(Objective): Omit all pictures, then retype the data exactly as given.

-- Start of Extracted material --

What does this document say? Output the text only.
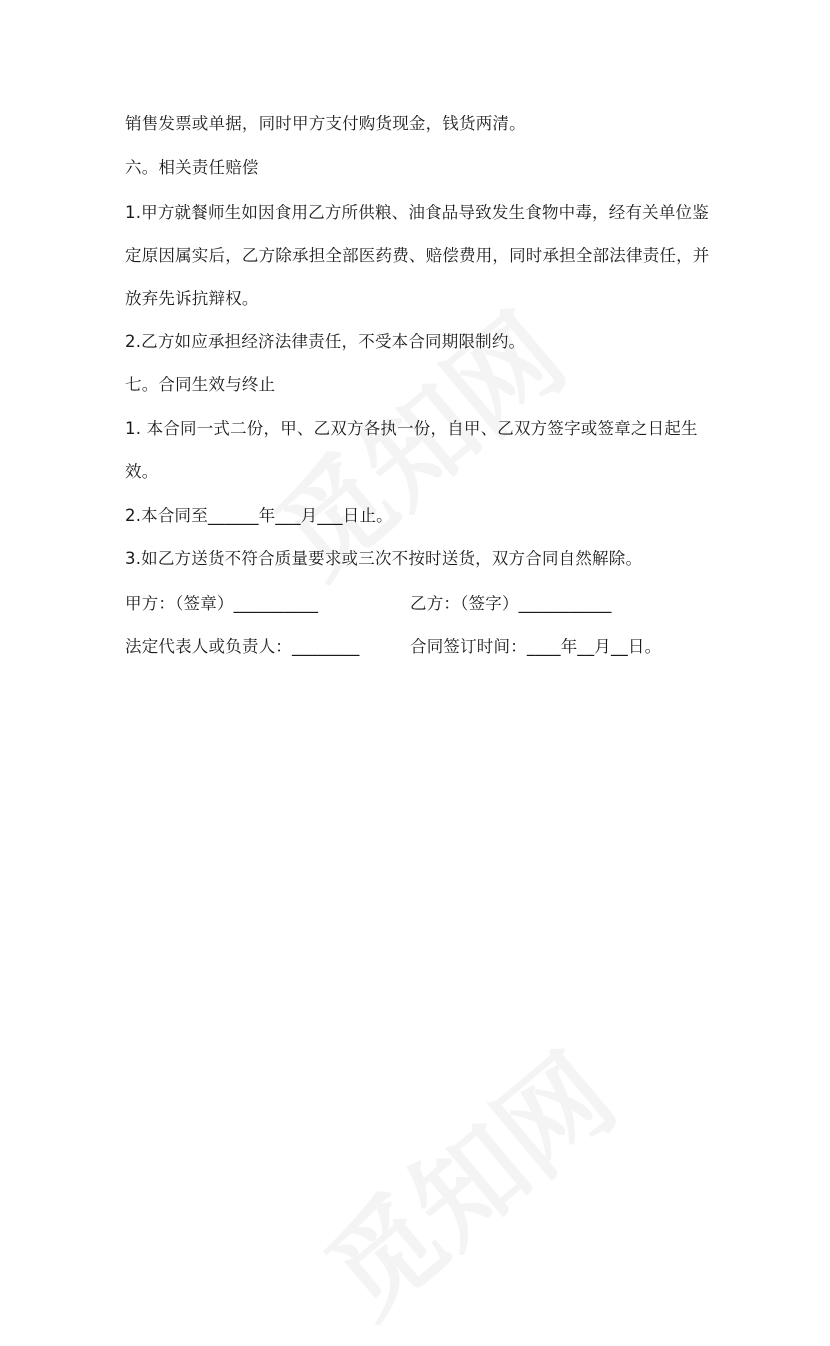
销售发票或单据，同时甲方支付购货现金，钱货两清。
六。相关责任赔偿
1.甲方就餐师生如因食用乙方所供粮、油食品导致发生食物中毒，经有关单位鉴
定原因属实后，乙方除承担全部医药费、赔偿费用，同时承担全部法律责任，并
放弃先诉抗辩权。
2.乙方如应承担经济法律责任，不受本合同期限制约。
七。合同生效与终止
1. 本合同一式二份，甲、乙双方各执一份，自甲、乙双方签字或签章之日起生
效。
2.本合同至______年___月___日止。
3.如乙方送货不符合质量要求或三次不按时送货，双方合同自然解除。
甲方：（签章）__________	乙方：（签字）___________
法定代表人或负责人：________	合同签订时间：____年__月__日。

-- End of Extracted material --

(Finished exercise):
What does this document say? Output the text only.
销售发票或单据，同时甲方支付购货现金，钱货两清。
六。相关责任赔偿
1.甲方就餐师生如因食用乙方所供粮、油食品导致发生食物中毒，经有关单位鉴
定原因属实后，乙方除承担全部医药费、赔偿费用，同时承担全部法律责任，并
放弃先诉抗辩权。
2.乙方如应承担经济法律责任，不受本合同期限制约。
七。合同生效与终止
1. 本合同一式二份，甲、乙双方各执一份，自甲、乙双方签字或签章之日起生
效。
2.本合同至______年___月___日止。
3.如乙方送货不符合质量要求或三次不按时送货，双方合同自然解除。
甲方：（签章）__________	乙方：（签字）___________
法定代表人或负责人：________	合同签订时间：____年__月__日。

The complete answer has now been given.